## [Stated problem]
Find all the lines with "page" and gather them.

─── Provided data

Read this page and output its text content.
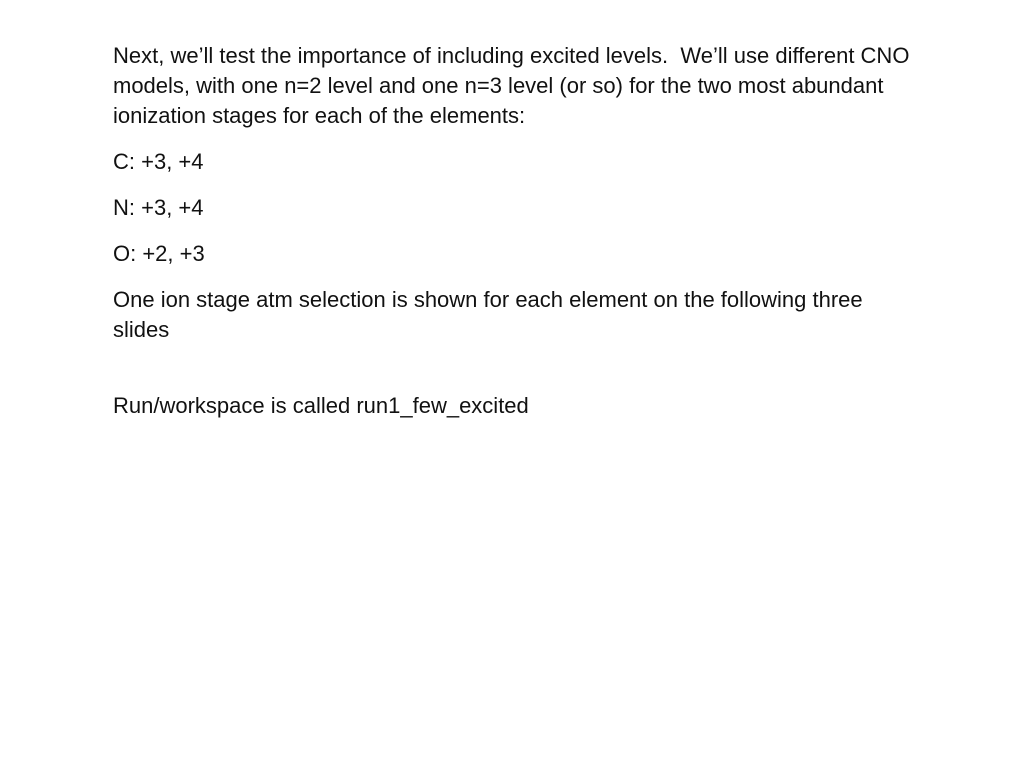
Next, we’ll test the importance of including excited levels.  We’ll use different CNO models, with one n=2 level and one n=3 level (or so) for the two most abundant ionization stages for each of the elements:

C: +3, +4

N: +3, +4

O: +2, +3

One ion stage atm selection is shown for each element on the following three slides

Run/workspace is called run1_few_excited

──────
─── Provided data

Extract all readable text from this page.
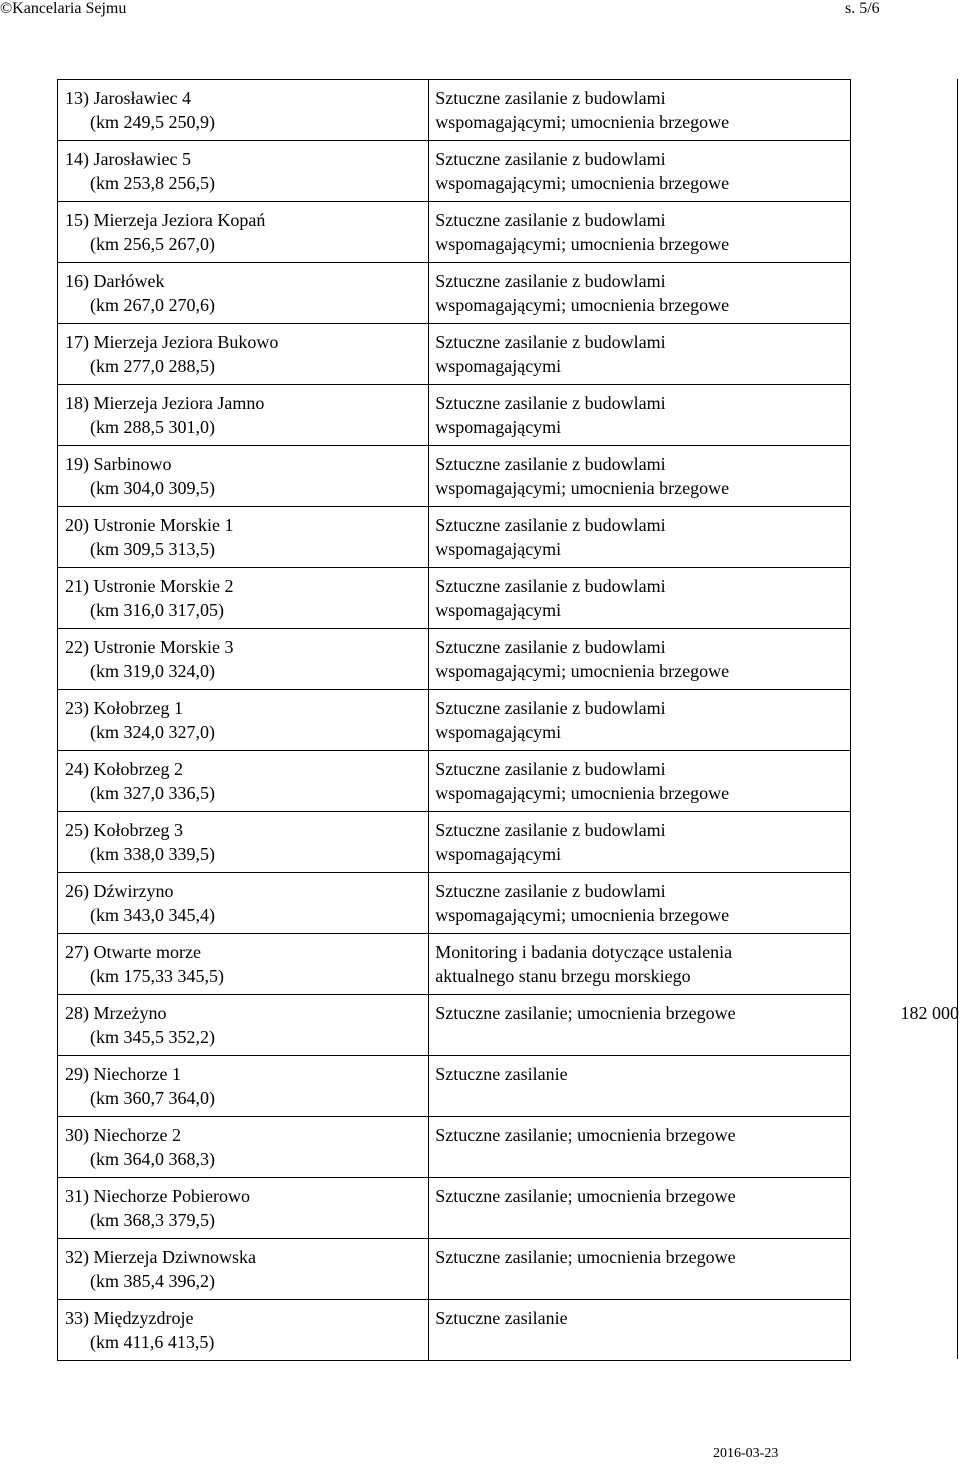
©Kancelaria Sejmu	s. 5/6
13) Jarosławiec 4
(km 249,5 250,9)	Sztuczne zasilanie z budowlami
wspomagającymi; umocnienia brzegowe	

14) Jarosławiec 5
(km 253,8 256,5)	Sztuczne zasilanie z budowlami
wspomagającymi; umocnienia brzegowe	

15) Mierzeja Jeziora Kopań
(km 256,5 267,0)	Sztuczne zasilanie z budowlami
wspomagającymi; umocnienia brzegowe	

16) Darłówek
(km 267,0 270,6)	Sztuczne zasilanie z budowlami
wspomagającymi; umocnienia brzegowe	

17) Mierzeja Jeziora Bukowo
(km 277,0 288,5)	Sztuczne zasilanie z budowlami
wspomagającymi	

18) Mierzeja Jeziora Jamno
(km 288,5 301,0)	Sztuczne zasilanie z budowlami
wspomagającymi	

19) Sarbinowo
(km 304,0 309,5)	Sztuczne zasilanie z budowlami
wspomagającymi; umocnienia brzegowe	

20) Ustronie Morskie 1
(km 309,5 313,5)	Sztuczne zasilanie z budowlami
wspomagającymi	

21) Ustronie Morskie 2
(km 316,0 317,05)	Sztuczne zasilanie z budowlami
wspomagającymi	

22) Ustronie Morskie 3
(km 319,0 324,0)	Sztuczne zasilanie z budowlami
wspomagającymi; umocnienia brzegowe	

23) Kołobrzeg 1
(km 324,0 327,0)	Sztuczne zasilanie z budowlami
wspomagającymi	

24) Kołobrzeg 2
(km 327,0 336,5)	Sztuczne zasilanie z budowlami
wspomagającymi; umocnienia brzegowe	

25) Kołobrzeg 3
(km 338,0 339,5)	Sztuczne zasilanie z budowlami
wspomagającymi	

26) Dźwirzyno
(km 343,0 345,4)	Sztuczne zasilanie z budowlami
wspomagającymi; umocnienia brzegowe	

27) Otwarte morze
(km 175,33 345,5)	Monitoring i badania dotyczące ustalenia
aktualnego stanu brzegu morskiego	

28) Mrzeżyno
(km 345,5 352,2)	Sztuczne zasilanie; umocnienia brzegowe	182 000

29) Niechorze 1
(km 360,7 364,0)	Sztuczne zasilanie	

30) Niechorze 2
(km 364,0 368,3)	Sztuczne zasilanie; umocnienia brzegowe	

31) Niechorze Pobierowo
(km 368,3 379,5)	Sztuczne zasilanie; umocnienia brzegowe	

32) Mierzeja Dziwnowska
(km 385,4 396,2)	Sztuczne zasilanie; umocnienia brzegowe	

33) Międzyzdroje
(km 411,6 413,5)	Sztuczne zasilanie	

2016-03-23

──────

## [Full response]
Read this page and output its text content.
Extract all readable text from this page.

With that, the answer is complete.